## Set of tasks
1. Please write out the passage on the instrument grip again, everything from "Further, it is" down to "a linked lever.", substituting "movable" for "pivotable".
2. Proceed with the passage on the instrument grip from where it stops.

## Extracted text
....................

The finger rings 28 can therewith assume, independently from each other, any desired rotation position of the finger rings with reference to the pivot axis of the grip shanks 18. Thereby, it is possible for the operator to engage with two fingers in the finger rings 28, for example thumb and index finger, in any position in which his hand may grip.

It is further conceivable that the inventive arrangement of the finger rings be also employed in a grip in which the grip shanks are not formed unitarily, but rather are connected to each other via a proximal linkage. In this case the spring force spreading apart the grip shanks is not the elasticity of the grip shanks but rather a supplementally provided spring.

Further, it is conceivable that the grip shanks are not necessarily provided mirror symmetric to the instrument axis. For example, one grip shank can be provided rigidly connected to the instrument axis and serve for coupling for the tubular shaft, while the other grip shank is spread apart from the fixed grip shank and can be pressed thereagainst. In this case only one grip shank is pivotable and this pivotable grip shank displaces the actuating element via a linked lever.

....................

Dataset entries

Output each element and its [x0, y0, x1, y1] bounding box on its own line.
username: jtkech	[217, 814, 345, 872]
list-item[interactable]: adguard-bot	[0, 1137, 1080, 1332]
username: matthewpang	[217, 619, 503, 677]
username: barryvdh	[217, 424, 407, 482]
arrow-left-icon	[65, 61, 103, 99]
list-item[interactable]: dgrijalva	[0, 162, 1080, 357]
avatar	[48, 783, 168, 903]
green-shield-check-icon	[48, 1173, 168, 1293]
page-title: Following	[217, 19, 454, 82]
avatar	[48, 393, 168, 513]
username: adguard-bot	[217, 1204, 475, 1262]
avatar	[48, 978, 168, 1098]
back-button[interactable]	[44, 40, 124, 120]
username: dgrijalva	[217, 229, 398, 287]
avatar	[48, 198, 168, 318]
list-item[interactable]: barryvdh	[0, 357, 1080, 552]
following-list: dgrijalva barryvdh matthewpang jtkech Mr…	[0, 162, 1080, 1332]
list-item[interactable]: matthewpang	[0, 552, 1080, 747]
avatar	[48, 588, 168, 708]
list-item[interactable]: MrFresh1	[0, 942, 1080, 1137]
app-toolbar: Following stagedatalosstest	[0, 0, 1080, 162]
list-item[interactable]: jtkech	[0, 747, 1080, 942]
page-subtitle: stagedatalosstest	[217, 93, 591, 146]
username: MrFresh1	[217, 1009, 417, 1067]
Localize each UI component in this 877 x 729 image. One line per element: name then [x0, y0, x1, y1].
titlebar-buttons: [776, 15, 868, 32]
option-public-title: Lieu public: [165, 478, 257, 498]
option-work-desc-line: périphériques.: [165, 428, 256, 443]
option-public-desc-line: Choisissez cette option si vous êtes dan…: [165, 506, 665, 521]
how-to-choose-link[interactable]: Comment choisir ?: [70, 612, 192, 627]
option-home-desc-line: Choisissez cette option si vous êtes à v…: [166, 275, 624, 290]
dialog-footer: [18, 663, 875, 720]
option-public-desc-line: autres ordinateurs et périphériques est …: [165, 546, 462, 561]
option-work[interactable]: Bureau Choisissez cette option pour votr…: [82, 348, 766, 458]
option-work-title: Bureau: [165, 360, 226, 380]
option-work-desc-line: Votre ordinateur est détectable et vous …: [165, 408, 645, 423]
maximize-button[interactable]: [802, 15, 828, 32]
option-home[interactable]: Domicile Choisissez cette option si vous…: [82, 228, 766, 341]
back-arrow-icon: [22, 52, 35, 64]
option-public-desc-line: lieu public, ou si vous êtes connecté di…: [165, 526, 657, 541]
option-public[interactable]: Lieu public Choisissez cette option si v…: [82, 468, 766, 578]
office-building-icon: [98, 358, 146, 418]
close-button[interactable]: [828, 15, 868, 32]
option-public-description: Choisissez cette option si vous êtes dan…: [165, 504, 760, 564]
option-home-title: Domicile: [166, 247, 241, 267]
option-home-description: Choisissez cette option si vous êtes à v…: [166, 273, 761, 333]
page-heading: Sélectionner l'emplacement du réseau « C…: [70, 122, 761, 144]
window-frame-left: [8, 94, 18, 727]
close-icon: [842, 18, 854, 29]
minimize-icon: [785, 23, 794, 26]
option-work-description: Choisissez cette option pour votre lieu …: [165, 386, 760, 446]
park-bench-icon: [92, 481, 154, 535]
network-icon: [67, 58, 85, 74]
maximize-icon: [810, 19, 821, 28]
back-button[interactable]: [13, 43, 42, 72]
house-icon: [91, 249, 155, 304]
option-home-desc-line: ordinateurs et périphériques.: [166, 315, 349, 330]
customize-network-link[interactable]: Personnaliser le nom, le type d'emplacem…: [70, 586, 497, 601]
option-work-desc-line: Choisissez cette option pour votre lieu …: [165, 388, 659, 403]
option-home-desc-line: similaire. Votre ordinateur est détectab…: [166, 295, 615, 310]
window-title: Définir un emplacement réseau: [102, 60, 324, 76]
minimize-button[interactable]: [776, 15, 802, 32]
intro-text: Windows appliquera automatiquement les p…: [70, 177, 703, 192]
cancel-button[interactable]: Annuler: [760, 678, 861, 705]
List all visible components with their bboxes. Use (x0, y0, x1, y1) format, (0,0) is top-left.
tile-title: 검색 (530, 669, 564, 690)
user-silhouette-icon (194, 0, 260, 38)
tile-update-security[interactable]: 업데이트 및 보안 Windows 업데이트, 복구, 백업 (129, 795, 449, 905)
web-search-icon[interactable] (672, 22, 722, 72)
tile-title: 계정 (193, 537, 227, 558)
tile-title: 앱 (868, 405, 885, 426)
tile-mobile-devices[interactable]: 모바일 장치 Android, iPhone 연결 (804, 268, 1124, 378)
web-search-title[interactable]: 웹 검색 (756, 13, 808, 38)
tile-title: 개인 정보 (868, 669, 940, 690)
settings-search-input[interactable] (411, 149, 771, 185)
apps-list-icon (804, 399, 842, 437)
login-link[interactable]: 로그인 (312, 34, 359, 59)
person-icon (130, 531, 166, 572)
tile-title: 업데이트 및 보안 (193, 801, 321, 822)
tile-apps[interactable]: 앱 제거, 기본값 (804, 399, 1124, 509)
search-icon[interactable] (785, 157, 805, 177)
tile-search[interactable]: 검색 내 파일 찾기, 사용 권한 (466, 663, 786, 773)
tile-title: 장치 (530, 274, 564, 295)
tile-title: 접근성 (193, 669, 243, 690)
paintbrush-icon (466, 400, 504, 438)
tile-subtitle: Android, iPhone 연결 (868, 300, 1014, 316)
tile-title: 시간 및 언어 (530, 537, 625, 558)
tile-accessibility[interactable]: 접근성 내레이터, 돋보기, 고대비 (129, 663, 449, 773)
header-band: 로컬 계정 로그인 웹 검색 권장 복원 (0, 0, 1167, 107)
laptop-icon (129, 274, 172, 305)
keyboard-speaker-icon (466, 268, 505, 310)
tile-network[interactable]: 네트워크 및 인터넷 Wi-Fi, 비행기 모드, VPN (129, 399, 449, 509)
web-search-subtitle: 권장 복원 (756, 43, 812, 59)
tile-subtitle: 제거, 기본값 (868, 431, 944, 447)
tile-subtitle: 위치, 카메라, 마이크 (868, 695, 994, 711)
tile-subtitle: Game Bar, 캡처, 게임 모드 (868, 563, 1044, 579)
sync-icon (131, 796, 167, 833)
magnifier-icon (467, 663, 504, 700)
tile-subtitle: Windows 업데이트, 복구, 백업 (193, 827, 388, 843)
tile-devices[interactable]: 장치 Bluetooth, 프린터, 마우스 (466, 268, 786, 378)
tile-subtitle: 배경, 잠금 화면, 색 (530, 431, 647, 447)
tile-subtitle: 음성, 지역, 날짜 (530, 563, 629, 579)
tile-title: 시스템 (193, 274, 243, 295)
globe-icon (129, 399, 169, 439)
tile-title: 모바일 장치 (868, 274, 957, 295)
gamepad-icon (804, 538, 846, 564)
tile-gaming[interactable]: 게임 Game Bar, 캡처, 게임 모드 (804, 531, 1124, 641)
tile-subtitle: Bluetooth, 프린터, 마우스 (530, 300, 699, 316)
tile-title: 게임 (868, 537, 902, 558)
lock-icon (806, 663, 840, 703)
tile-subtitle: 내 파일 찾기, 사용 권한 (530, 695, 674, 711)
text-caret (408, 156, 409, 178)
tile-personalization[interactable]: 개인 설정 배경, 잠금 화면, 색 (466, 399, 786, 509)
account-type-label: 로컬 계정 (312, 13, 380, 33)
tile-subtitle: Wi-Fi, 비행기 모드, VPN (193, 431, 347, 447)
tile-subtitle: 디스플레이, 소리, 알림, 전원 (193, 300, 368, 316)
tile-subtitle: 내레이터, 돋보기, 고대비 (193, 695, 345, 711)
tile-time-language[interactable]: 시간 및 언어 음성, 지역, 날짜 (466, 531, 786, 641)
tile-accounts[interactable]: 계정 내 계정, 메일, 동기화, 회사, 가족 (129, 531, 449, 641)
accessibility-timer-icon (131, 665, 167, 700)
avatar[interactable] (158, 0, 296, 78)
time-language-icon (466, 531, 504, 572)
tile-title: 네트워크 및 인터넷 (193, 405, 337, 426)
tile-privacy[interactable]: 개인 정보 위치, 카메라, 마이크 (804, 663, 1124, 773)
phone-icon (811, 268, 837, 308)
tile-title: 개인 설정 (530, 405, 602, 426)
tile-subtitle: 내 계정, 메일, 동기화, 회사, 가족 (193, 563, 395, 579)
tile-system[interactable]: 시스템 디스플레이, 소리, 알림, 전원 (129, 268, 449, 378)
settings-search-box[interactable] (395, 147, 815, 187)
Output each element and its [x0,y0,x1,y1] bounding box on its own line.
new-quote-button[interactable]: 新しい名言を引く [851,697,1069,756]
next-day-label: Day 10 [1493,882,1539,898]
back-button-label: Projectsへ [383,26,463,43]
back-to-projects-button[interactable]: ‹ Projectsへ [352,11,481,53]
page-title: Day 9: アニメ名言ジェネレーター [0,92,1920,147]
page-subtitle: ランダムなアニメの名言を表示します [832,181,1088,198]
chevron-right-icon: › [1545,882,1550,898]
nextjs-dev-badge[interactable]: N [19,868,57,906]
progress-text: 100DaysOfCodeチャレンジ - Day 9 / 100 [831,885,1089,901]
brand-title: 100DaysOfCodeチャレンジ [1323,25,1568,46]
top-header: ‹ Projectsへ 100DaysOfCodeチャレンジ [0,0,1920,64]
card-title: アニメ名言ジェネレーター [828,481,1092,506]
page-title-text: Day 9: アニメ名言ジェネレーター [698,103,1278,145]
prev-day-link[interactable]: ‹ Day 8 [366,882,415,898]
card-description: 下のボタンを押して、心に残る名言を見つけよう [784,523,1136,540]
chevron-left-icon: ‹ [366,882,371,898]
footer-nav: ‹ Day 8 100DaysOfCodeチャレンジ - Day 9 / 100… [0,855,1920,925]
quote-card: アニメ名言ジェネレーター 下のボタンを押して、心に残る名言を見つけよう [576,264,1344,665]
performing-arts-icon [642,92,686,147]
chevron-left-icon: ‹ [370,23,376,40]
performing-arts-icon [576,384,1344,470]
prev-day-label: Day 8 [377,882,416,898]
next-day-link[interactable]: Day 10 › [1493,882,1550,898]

....................

## Per-task answers
1.
Further, it is conceivable that the grip shanks are not necessarily provided mirror symmetric to the instrument axis. For example, one grip shank can be provided rigidly connected to the instrument axis and serve for coupling for the tubular shaft, while the other grip shank is spread apart from the fixed grip shank and can be pressed thereagainst. In this case only one grip shank is movable and this movable grip shank displaces the actuating element via a linked lever.

2.
REFERENCE NUMBER LIST

10 Shaft tube

12 Actuating Element

14 Center Piece

16 Coupling Element

18 Grip Shank

20 Lever

22 Rotation Point

24 Rotation Point

26 Grip Shell

28 Finger Ring

30 Rotation Axis

Claims

1. Tubular shaft instrument, in particular for minimally invasive surgery, comprising: a shaft tube (10); an actuating element (12) axially displaceable within the shaft tube (10); and a grip provided at the proximal end of the tubular shaft instrument in an axis of the instrument, the grip including two grip shanks (18), which are connected to each other at the proximal end, of which free distal ends are spread apart by a spring force transverse to the instrument axis and can be pressed together against the spring force; wherein at least one lever (20) linked at one lever end to a grip shank (18) and on a other lever end to the actuating element (12) translates the spreading movement of the grip shank (18) into an axial movement of the actuating element (12), wherein on opposite outer sides of the grip shanks (18), on the distal end areas, respectively one finger ring (28) is provided, which extends outward from the grip shanks (18).

2. The tubular shaft instrument according to claim 1, wherein the finger rings (28) are oriented diametrically to each other with reference to the instrument axis.

3. The tubular shaft instrument according to claim 1, wherein the finger rings (28) are provided in the same axial position along the instrument axis.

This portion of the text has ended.